**** Working data ****

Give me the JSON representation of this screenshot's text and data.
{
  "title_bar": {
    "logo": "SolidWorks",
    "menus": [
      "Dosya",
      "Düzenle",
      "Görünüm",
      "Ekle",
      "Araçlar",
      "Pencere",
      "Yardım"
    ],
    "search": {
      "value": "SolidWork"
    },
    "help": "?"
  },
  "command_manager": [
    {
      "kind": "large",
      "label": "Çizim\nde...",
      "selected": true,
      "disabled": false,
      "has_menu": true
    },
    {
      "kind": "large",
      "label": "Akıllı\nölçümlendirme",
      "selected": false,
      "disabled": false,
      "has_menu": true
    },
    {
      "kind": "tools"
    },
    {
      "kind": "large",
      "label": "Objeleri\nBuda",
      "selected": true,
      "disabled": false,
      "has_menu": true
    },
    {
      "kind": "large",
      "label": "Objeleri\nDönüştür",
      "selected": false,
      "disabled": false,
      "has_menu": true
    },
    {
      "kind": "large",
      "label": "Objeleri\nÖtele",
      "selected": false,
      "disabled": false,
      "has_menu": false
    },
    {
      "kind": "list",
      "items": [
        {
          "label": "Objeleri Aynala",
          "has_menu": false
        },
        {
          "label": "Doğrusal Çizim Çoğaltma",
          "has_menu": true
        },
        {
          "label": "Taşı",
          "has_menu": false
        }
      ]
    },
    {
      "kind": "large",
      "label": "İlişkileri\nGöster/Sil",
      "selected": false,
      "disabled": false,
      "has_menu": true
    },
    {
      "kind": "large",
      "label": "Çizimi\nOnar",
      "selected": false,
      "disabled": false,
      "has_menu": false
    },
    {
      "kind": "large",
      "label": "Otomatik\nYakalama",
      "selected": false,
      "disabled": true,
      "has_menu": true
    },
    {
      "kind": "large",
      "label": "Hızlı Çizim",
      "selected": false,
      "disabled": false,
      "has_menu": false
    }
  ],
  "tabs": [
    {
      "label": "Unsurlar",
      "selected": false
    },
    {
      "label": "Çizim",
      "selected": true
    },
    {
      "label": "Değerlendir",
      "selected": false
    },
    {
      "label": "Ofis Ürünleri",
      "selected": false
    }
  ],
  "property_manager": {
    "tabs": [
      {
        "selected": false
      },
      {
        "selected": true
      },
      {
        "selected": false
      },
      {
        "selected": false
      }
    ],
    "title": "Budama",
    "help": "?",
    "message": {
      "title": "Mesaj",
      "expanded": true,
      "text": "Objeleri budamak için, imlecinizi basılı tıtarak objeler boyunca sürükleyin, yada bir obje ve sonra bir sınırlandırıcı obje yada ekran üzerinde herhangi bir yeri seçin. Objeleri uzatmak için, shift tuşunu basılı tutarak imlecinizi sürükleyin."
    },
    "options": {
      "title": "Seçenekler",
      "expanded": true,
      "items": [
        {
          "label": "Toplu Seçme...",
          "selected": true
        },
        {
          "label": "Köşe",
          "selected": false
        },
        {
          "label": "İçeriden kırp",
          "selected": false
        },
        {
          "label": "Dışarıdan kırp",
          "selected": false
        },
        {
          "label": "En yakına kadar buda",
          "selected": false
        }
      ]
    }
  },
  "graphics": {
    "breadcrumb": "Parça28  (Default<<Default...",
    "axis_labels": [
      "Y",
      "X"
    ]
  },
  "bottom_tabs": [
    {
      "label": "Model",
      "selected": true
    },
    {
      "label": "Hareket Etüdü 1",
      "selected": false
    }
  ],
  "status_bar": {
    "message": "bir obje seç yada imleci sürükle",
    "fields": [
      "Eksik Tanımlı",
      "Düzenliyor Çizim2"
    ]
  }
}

****

Exercise
Your task is to quote the listing above word for word.

Exercise output
Give me the JSON representation of this screenshot's text and data.
{
  "title_bar": {
    "logo": "SolidWorks",
    "menus": [
      "Dosya",
      "Düzenle",
      "Görünüm",
      "Ekle",
      "Araçlar",
      "Pencere",
      "Yardım"
    ],
    "search": {
      "value": "SolidWork"
    },
    "help": "?"
  },
  "command_manager": [
    {
      "kind": "large",
      "label": "Çizim\nde...",
      "selected": true,
      "disabled": false,
      "has_menu": true
    },
    {
      "kind": "large",
      "label": "Akıllı\nölçümlendirme",
      "selected": false,
      "disabled": false,
      "has_menu": true
    },
    {
      "kind": "tools"
    },
    {
      "kind": "large",
      "label": "Objeleri\nBuda",
      "selected": true,
      "disabled": false,
      "has_menu": true
    },
    {
      "kind": "large",
      "label": "Objeleri\nDönüştür",
      "selected": false,
      "disabled": false,
      "has_menu": true
    },
    {
      "kind": "large",
      "label": "Objeleri\nÖtele",
      "selected": false,
      "disabled": false,
      "has_menu": false
    },
    {
      "kind": "list",
      "items": [
        {
          "label": "Objeleri Aynala",
          "has_menu": false
        },
        {
          "label": "Doğrusal Çizim Çoğaltma",
          "has_menu": true
        },
        {
          "label": "Taşı",
          "has_menu": false
        }
      ]
    },
    {
      "kind": "large",
      "label": "İlişkileri\nGöster/Sil",
      "selected": false,
      "disabled": false,
      "has_menu": true
    },
    {
      "kind": "large",
      "label": "Çizimi\nOnar",
      "selected": false,
      "disabled": false,
      "has_menu": false
    },
    {
      "kind": "large",
      "label": "Otomatik\nYakalama",
      "selected": false,
      "disabled": true,
      "has_menu": true
    },
    {
      "kind": "large",
      "label": "Hızlı Çizim",
      "selected": false,
      "disabled": false,
      "has_menu": false
    }
  ],
  "tabs": [
    {
      "label": "Unsurlar",
      "selected": false
    },
    {
      "label": "Çizim",
      "selected": true
    },
    {
      "label": "Değerlendir",
      "selected": false
    },
    {
      "label": "Ofis Ürünleri",
      "selected": false
    }
  ],
  "property_manager": {
    "tabs": [
      {
        "selected": false
      },
      {
        "selected": true
      },
      {
        "selected": false
      },
      {
        "selected": false
      }
    ],
    "title": "Budama",
    "help": "?",
    "message": {
      "title": "Mesaj",
      "expanded": true,
      "text": "Objeleri budamak için, imlecinizi basılı tıtarak objeler boyunca sürükleyin, yada bir obje ve sonra bir sınırlandırıcı obje yada ekran üzerinde herhangi bir yeri seçin. Objeleri uzatmak için, shift tuşunu basılı tutarak imlecinizi sürükleyin."
    },
    "options": {
      "title": "Seçenekler",
      "expanded": true,
      "items": [
        {
          "label": "Toplu Seçme...",
          "selected": true
        },
        {
          "label": "Köşe",
          "selected": false
        },
        {
          "label": "İçeriden kırp",
          "selected": false
        },
        {
          "label": "Dışarıdan kırp",
          "selected": false
        },
        {
          "label": "En yakına kadar buda",
          "selected": false
        }
      ]
    }
  },
  "graphics": {
    "breadcrumb": "Parça28  (Default<<Default...",
    "axis_labels": [
      "Y",
      "X"
    ]
  },
  "bottom_tabs": [
    {
      "label": "Model",
      "selected": true
    },
    {
      "label": "Hareket Etüdü 1",
      "selected": false
    }
  ],
  "status_bar": {
    "message": "bir obje seç yada imleci sürükle",
    "fields": [
      "Eksik Tanımlı",
      "Düzenliyor Çizim2"
    ]
  }
}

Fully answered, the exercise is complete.